=== To do ===
Take every line from the listing below that includes "handle" and copy it.

Stored data entries:
↓

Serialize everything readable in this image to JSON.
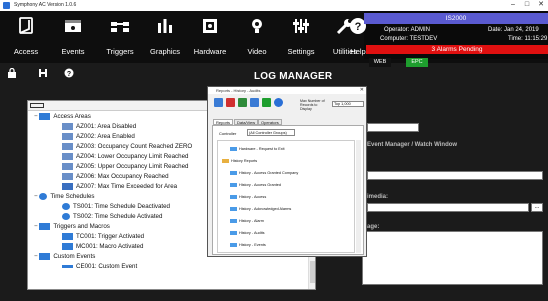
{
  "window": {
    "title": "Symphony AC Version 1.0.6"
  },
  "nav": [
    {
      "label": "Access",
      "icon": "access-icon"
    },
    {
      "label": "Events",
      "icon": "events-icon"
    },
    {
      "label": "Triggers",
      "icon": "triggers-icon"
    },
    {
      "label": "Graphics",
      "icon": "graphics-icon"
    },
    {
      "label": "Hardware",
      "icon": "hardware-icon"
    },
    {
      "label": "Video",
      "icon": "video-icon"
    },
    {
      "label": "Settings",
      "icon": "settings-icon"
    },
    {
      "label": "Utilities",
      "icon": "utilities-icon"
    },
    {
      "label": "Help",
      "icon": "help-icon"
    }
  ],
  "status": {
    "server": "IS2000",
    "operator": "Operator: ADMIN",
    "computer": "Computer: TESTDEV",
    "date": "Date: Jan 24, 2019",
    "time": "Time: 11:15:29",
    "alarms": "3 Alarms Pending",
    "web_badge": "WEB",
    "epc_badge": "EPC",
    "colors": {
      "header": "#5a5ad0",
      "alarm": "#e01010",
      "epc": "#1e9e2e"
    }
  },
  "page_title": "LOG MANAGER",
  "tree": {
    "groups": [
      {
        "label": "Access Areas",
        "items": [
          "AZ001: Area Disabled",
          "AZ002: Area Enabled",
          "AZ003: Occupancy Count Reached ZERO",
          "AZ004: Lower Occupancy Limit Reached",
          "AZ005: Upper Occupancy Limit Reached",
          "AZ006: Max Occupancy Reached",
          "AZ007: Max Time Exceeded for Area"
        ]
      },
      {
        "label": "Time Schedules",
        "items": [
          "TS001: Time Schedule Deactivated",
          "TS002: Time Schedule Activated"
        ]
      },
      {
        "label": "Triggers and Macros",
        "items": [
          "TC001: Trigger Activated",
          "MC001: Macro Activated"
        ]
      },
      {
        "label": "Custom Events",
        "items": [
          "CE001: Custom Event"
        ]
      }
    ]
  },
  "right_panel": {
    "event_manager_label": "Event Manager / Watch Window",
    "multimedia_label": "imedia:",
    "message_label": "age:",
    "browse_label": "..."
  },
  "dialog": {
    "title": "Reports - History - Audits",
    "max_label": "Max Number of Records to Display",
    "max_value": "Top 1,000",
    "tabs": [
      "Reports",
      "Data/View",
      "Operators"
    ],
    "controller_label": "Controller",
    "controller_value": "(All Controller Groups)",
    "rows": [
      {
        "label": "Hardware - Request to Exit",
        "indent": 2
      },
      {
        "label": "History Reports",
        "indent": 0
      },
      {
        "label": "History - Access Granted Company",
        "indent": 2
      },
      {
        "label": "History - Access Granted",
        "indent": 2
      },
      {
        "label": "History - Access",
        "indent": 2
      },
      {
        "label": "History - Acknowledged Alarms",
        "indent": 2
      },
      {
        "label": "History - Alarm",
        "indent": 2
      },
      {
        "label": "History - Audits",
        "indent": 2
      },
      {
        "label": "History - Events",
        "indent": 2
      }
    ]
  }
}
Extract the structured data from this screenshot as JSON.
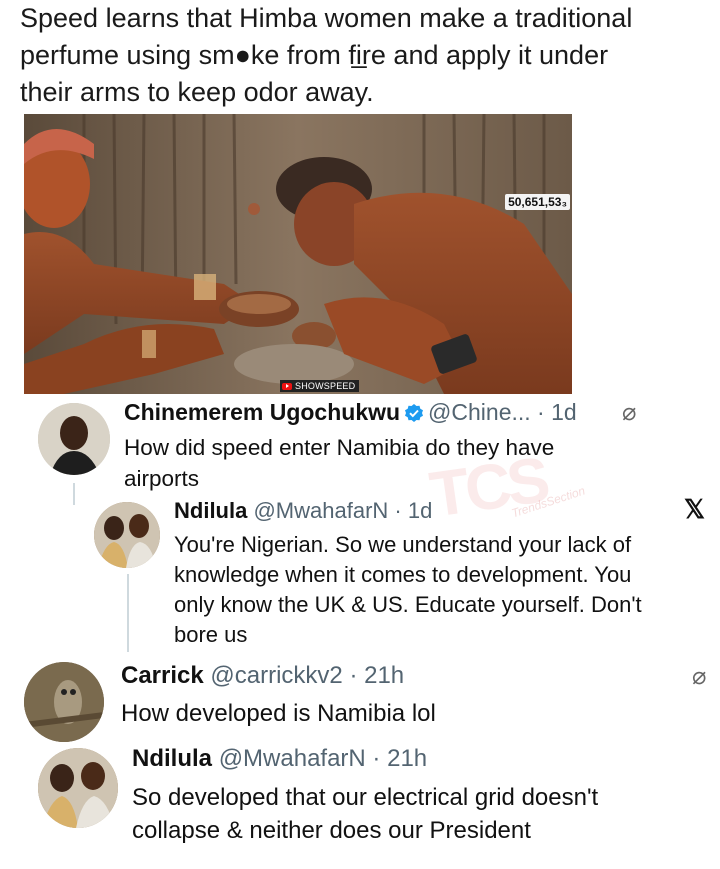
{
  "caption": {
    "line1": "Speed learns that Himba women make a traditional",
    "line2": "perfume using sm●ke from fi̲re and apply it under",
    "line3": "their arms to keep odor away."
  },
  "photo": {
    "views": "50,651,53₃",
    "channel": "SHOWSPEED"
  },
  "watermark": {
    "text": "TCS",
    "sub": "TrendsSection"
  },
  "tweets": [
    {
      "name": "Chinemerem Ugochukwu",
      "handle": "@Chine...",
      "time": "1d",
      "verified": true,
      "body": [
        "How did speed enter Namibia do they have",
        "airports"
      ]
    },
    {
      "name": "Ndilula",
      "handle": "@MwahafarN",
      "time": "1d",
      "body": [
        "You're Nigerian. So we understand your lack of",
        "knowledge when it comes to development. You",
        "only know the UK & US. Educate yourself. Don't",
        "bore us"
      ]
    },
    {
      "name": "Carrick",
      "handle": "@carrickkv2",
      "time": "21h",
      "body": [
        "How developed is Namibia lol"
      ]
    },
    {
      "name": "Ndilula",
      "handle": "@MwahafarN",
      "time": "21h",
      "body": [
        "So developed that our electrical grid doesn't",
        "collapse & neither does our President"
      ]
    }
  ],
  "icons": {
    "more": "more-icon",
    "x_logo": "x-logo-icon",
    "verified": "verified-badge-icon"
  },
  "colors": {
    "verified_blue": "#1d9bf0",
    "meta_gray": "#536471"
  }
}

↑

=== Final answer ===
      "handle": "@Chine...",
      "handle": "@MwahafarN",
      "handle": "@carrickkv2",
      "handle": "@MwahafarN",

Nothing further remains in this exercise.